[Task details]
Every line with "Pants" in it must be copied from the data.

[Saved entries]
——
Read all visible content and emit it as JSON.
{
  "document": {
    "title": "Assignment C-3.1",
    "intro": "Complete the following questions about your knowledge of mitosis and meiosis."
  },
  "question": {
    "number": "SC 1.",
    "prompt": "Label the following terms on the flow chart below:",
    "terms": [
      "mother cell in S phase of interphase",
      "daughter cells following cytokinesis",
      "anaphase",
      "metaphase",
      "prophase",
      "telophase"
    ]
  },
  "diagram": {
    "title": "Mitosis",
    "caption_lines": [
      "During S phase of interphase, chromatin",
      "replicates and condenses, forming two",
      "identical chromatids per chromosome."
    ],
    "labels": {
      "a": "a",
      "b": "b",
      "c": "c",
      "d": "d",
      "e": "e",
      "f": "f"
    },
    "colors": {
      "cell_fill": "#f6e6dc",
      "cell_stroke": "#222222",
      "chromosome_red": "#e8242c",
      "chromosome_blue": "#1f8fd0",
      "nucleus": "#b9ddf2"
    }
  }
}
——
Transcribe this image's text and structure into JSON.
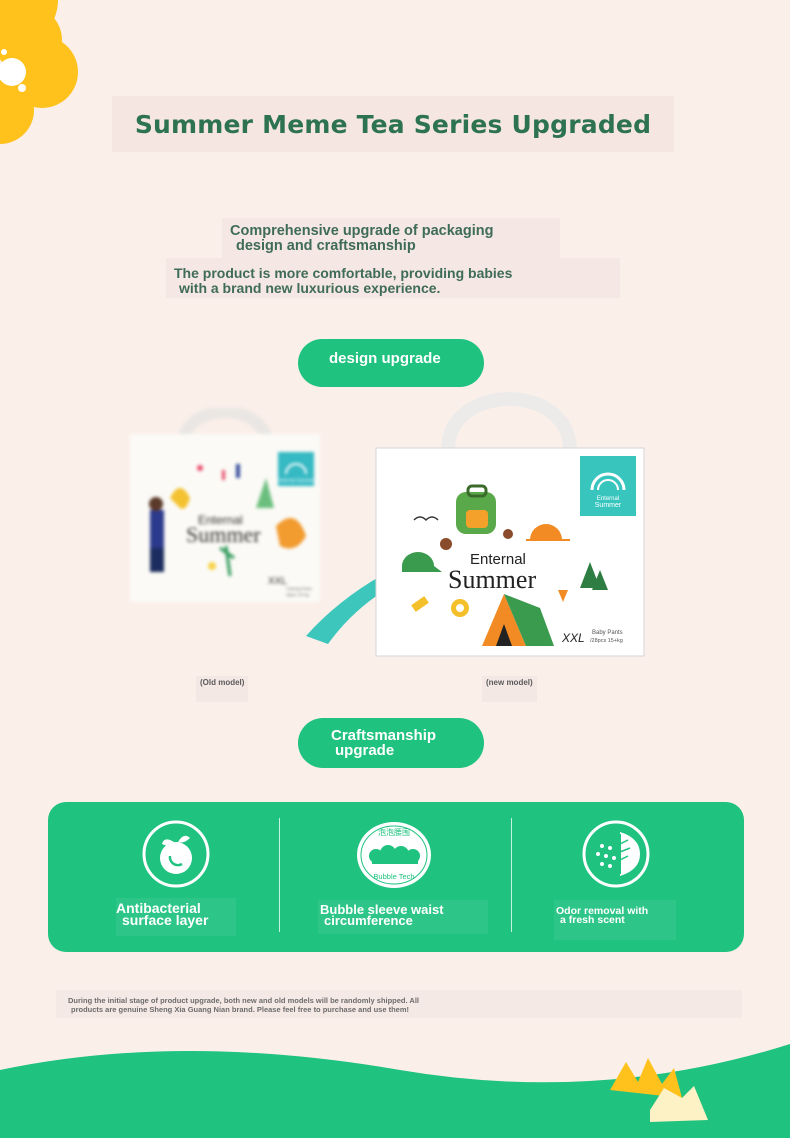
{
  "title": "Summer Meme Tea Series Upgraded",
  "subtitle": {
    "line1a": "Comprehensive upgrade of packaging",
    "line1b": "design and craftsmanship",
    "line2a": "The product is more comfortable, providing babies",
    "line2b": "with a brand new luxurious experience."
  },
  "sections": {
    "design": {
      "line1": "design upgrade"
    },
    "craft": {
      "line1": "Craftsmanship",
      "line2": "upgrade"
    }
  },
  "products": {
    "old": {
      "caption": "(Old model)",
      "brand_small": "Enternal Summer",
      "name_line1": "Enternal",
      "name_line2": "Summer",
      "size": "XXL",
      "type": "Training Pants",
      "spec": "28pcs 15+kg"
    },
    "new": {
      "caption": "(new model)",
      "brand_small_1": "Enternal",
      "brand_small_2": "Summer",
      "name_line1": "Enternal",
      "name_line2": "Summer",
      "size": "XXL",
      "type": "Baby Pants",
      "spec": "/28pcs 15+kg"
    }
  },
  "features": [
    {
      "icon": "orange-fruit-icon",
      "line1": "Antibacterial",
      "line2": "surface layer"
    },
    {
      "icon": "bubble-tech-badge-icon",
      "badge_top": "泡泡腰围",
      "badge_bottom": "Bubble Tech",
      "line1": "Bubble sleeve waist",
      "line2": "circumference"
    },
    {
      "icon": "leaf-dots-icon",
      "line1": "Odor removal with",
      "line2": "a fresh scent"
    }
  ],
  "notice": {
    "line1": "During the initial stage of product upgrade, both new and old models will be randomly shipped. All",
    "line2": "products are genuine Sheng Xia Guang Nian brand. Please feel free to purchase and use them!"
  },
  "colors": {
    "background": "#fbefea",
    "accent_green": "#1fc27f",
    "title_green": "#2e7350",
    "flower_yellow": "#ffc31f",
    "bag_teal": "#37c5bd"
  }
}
——
[Exercise result]
      "type": "Training Pants",
      "type": "Baby Pants",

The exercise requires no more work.